[Raw records]
[start]

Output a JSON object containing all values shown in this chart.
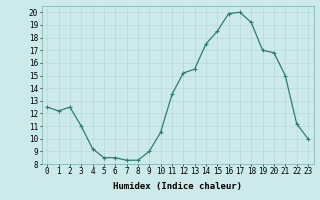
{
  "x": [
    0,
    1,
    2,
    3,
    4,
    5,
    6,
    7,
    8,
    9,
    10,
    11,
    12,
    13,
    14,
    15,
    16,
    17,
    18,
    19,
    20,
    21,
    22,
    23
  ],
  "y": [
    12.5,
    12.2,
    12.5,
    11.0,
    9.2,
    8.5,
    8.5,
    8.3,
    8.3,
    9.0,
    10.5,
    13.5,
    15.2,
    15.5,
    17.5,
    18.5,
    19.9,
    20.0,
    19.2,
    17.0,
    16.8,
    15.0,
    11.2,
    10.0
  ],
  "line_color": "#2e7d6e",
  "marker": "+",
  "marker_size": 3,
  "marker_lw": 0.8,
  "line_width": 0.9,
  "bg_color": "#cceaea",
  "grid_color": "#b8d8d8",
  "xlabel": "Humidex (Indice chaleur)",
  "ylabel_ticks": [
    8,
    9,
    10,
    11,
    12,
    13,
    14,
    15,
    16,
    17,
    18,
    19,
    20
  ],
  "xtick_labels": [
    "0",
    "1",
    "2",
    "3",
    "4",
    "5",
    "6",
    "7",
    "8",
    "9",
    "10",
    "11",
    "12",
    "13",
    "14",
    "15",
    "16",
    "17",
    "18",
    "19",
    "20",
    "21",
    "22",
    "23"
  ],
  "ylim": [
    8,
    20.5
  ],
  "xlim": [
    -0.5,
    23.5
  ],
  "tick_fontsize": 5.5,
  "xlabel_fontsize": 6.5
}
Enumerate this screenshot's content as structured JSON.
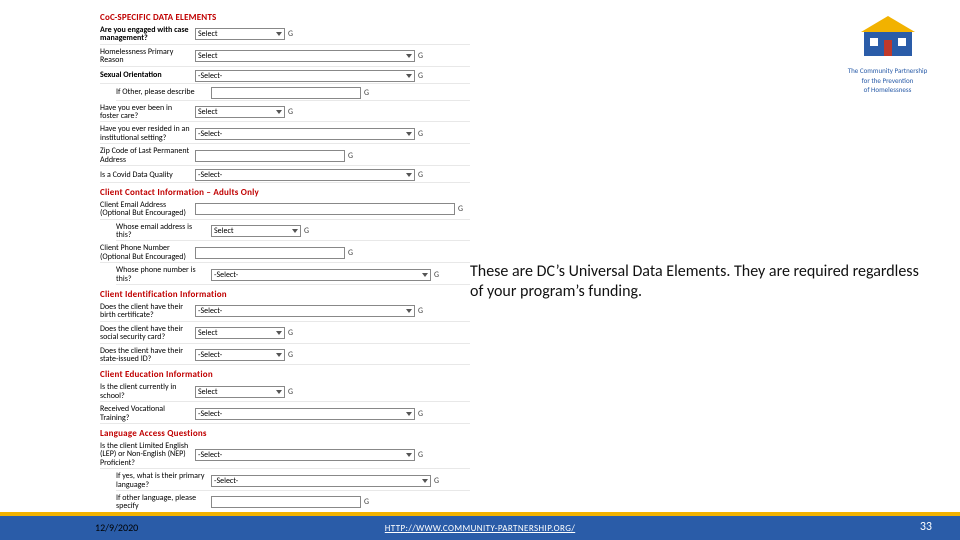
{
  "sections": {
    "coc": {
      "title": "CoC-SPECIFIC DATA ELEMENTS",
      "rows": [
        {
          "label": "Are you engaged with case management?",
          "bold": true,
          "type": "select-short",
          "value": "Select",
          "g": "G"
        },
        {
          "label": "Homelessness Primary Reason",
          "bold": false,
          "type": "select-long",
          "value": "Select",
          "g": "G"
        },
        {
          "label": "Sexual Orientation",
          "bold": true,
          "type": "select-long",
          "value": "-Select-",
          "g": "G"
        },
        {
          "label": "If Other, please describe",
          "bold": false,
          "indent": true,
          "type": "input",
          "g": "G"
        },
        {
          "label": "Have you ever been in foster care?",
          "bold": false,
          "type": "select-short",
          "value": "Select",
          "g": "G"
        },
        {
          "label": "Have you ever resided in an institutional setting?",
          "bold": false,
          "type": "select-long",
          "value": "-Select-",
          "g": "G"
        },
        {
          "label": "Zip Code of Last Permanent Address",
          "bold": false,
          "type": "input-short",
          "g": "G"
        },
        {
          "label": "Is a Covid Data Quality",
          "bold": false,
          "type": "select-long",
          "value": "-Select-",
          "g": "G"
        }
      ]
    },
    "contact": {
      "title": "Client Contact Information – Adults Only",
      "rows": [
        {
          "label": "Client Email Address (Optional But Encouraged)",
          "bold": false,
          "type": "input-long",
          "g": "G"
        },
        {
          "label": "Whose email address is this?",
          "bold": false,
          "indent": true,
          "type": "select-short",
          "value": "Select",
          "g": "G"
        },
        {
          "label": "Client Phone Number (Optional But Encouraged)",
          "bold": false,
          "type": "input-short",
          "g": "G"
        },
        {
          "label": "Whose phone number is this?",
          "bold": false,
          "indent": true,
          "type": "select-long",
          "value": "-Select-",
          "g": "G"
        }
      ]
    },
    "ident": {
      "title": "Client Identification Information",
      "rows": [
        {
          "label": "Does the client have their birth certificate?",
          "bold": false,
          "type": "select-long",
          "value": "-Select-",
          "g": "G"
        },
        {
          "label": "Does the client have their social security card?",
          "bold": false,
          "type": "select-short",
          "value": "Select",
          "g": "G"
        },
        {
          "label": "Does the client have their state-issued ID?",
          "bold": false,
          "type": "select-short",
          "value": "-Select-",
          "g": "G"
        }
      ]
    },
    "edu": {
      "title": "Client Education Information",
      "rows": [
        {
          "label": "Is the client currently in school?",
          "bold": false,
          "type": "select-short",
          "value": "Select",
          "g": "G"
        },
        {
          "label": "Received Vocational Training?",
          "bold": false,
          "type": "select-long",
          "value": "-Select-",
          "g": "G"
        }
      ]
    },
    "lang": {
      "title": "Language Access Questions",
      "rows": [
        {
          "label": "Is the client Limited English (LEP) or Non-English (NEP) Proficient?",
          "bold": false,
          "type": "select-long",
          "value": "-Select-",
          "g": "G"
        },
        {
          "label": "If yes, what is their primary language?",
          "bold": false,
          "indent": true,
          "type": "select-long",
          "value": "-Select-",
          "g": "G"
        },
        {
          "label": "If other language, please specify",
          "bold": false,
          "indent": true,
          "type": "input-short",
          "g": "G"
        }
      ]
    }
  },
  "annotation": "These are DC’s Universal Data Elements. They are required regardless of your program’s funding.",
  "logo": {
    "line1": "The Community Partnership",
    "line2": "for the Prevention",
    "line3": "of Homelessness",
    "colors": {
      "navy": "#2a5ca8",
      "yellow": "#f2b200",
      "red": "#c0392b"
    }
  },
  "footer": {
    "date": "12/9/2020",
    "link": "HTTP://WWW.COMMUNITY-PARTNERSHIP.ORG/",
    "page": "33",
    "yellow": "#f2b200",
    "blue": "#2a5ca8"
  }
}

[end]
[start]

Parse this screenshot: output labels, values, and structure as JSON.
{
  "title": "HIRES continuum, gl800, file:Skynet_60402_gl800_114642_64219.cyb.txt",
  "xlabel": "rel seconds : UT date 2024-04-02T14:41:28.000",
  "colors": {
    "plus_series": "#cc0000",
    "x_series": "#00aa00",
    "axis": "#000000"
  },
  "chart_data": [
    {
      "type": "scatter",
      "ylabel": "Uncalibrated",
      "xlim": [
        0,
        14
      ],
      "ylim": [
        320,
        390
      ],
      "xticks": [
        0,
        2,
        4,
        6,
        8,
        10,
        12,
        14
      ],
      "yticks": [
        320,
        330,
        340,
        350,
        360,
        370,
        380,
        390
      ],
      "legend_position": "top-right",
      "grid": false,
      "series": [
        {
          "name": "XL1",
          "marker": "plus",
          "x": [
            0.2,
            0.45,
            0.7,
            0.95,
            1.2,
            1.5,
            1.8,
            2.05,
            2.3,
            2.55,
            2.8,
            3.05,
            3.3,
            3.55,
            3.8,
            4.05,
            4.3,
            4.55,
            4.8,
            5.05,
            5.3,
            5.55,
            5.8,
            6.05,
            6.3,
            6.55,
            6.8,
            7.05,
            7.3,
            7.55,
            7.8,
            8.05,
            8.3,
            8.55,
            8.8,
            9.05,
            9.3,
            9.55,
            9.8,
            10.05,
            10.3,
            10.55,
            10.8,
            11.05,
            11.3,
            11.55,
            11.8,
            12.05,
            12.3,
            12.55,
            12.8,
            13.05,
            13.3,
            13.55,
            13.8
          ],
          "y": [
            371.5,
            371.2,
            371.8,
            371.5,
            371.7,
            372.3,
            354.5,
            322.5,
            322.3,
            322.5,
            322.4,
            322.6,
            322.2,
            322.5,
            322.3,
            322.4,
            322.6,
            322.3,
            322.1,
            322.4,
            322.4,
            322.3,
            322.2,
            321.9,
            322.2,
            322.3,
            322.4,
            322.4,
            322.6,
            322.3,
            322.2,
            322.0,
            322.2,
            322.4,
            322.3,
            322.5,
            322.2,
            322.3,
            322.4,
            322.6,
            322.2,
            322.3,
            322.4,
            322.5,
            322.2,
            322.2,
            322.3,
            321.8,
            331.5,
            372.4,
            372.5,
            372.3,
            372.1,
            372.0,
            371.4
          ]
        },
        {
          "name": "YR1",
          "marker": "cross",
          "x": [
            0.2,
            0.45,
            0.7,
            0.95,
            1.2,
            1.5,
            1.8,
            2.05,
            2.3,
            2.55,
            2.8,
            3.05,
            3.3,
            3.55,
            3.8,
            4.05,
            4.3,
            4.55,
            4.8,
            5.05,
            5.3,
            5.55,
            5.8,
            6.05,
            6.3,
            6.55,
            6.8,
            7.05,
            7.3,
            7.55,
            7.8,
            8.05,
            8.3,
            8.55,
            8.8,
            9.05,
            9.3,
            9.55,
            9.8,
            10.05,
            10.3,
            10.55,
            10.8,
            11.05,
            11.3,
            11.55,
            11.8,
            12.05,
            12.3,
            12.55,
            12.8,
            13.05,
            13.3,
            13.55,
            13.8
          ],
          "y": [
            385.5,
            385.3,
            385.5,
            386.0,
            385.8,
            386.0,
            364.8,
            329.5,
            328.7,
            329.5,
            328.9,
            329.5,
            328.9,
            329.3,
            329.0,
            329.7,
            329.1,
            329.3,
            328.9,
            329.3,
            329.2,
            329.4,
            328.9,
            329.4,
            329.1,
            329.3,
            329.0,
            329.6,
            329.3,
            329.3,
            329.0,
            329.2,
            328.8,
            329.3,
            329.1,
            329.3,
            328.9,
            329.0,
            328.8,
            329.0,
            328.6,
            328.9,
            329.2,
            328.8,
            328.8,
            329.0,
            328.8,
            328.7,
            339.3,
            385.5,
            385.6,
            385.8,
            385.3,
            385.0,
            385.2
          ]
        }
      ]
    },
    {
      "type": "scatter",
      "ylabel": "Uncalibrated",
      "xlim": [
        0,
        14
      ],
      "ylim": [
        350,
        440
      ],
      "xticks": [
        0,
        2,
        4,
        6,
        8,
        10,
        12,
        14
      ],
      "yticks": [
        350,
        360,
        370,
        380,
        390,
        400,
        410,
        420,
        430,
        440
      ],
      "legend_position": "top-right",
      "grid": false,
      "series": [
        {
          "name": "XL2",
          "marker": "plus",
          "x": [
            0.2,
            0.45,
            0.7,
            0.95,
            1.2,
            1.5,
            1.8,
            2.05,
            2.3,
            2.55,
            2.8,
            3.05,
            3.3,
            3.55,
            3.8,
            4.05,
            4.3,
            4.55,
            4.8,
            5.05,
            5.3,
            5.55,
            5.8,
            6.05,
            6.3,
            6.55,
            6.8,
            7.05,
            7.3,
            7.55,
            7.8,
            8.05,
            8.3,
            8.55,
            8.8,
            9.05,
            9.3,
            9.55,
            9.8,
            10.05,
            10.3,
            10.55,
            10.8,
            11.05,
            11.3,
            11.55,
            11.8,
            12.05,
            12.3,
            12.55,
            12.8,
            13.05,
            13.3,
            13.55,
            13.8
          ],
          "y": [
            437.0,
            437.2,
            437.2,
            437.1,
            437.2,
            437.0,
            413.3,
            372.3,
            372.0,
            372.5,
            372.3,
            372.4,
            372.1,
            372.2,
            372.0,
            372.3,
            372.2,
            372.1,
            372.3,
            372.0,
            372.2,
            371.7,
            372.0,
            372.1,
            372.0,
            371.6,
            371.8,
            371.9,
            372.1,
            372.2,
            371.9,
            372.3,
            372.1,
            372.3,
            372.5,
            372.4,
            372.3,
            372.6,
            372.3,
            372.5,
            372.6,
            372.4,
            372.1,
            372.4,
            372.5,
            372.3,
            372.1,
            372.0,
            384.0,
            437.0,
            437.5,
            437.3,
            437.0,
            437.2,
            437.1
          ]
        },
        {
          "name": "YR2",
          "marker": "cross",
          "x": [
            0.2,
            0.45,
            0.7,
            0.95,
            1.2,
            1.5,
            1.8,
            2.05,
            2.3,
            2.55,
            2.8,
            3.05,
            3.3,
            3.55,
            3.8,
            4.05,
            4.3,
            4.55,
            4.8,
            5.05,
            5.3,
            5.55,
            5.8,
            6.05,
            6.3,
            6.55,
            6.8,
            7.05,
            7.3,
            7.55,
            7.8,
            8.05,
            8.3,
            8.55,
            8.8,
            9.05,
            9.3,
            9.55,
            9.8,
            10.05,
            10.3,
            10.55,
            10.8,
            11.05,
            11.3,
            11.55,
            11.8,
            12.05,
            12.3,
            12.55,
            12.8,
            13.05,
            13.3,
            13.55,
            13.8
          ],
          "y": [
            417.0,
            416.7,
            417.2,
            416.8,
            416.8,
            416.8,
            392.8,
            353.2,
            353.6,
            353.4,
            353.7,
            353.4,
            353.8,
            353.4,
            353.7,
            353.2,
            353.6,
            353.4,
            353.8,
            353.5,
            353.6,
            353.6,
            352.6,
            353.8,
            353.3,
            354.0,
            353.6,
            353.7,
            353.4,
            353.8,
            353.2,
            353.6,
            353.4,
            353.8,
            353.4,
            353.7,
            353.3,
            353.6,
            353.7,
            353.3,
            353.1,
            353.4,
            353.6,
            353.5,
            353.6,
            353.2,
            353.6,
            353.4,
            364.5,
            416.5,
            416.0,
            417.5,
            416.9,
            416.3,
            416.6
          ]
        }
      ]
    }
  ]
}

[end]
[start]

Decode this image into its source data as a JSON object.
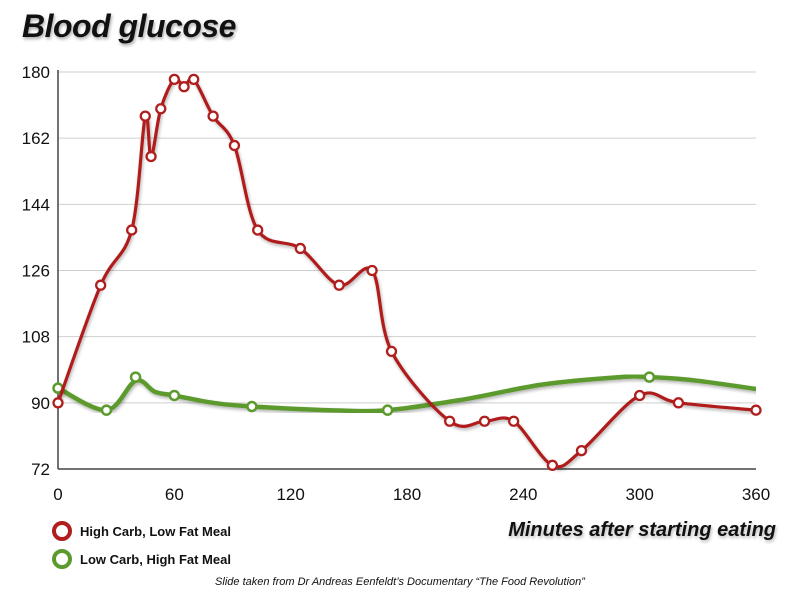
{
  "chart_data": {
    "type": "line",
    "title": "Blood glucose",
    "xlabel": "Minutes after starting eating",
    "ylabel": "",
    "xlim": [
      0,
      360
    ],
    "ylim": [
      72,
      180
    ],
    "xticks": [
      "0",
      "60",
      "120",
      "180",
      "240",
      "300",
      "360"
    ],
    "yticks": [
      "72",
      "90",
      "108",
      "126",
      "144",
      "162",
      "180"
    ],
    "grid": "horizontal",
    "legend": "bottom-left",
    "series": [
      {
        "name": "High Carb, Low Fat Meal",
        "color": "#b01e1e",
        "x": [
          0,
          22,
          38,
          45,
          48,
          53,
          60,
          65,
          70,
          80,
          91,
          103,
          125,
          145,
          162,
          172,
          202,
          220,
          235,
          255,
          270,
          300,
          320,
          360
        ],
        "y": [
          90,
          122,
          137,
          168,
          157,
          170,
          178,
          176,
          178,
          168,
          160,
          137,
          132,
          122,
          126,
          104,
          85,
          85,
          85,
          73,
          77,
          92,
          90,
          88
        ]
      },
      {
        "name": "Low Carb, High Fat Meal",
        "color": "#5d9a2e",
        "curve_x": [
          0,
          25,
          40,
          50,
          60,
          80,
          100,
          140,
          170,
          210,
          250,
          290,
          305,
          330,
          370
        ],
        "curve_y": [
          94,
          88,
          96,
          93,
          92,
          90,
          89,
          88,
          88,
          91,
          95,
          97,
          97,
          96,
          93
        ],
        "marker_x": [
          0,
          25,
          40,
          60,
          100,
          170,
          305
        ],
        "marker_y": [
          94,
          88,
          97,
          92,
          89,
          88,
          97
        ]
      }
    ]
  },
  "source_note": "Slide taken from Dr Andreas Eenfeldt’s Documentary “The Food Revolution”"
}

[end]

GOAL:
The word "object" may appear on some lines of these records; state how many such lines there are, and nothing else.

RESPONSE TO THE EXERCISE:
2